• [Information supplied]:
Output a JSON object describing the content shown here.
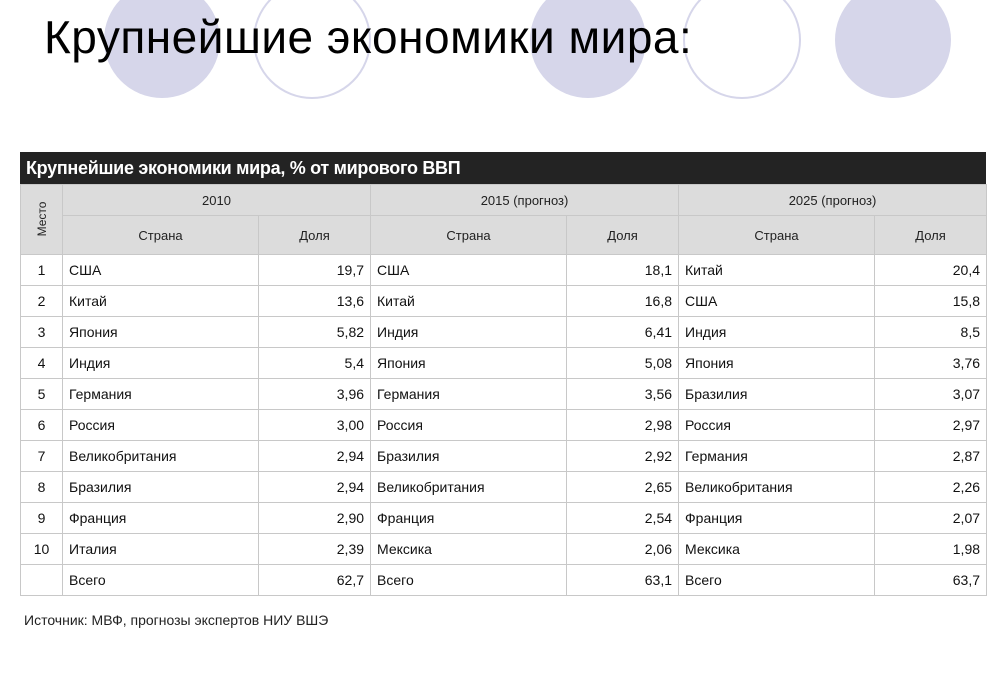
{
  "slide": {
    "title": "Крупнейшие экономики мира:"
  },
  "table": {
    "title": "Крупнейшие экономики мира, % от мирового ВВП",
    "place_header": "Место",
    "periods": [
      "2010",
      "2015 (прогноз)",
      "2025 (прогноз)"
    ],
    "country_header": "Страна",
    "share_header": "Доля",
    "rows": [
      {
        "place": "1",
        "c2010": "США",
        "s2010": "19,7",
        "c2015": "США",
        "s2015": "18,1",
        "c2025": "Китай",
        "s2025": "20,4"
      },
      {
        "place": "2",
        "c2010": "Китай",
        "s2010": "13,6",
        "c2015": "Китай",
        "s2015": "16,8",
        "c2025": "США",
        "s2025": "15,8"
      },
      {
        "place": "3",
        "c2010": "Япония",
        "s2010": "5,82",
        "c2015": "Индия",
        "s2015": "6,41",
        "c2025": "Индия",
        "s2025": "8,5"
      },
      {
        "place": "4",
        "c2010": "Индия",
        "s2010": "5,4",
        "c2015": "Япония",
        "s2015": "5,08",
        "c2025": "Япония",
        "s2025": "3,76"
      },
      {
        "place": "5",
        "c2010": "Германия",
        "s2010": "3,96",
        "c2015": "Германия",
        "s2015": "3,56",
        "c2025": "Бразилия",
        "s2025": "3,07"
      },
      {
        "place": "6",
        "c2010": "Россия",
        "s2010": "3,00",
        "c2015": "Россия",
        "s2015": "2,98",
        "c2025": "Россия",
        "s2025": "2,97"
      },
      {
        "place": "7",
        "c2010": "Великобритания",
        "s2010": "2,94",
        "c2015": "Бразилия",
        "s2015": "2,92",
        "c2025": "Германия",
        "s2025": "2,87"
      },
      {
        "place": "8",
        "c2010": "Бразилия",
        "s2010": "2,94",
        "c2015": "Великобритания",
        "s2015": "2,65",
        "c2025": "Великобритания",
        "s2025": "2,26"
      },
      {
        "place": "9",
        "c2010": "Франция",
        "s2010": "2,90",
        "c2015": "Франция",
        "s2015": "2,54",
        "c2025": "Франция",
        "s2025": "2,07"
      },
      {
        "place": "10",
        "c2010": "Италия",
        "s2010": "2,39",
        "c2015": "Мексика",
        "s2015": "2,06",
        "c2025": "Мексика",
        "s2025": "1,98"
      }
    ],
    "total": {
      "label": "Всего",
      "s2010": "62,7",
      "s2015": "63,1",
      "s2025": "63,7"
    }
  },
  "source": "Источник: МВФ,  прогнозы экспертов НИУ ВШЭ",
  "colors": {
    "title_bar": "#232323",
    "header_bg": "#dcdcdc",
    "circle_fill": "#d6d6ea",
    "circle_stroke": "#d6d6ea"
  }
}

• [What the task requires]:
Figure out how many lines of the data above include "Россия", then give the number and nothing more.

• [Reply]:
3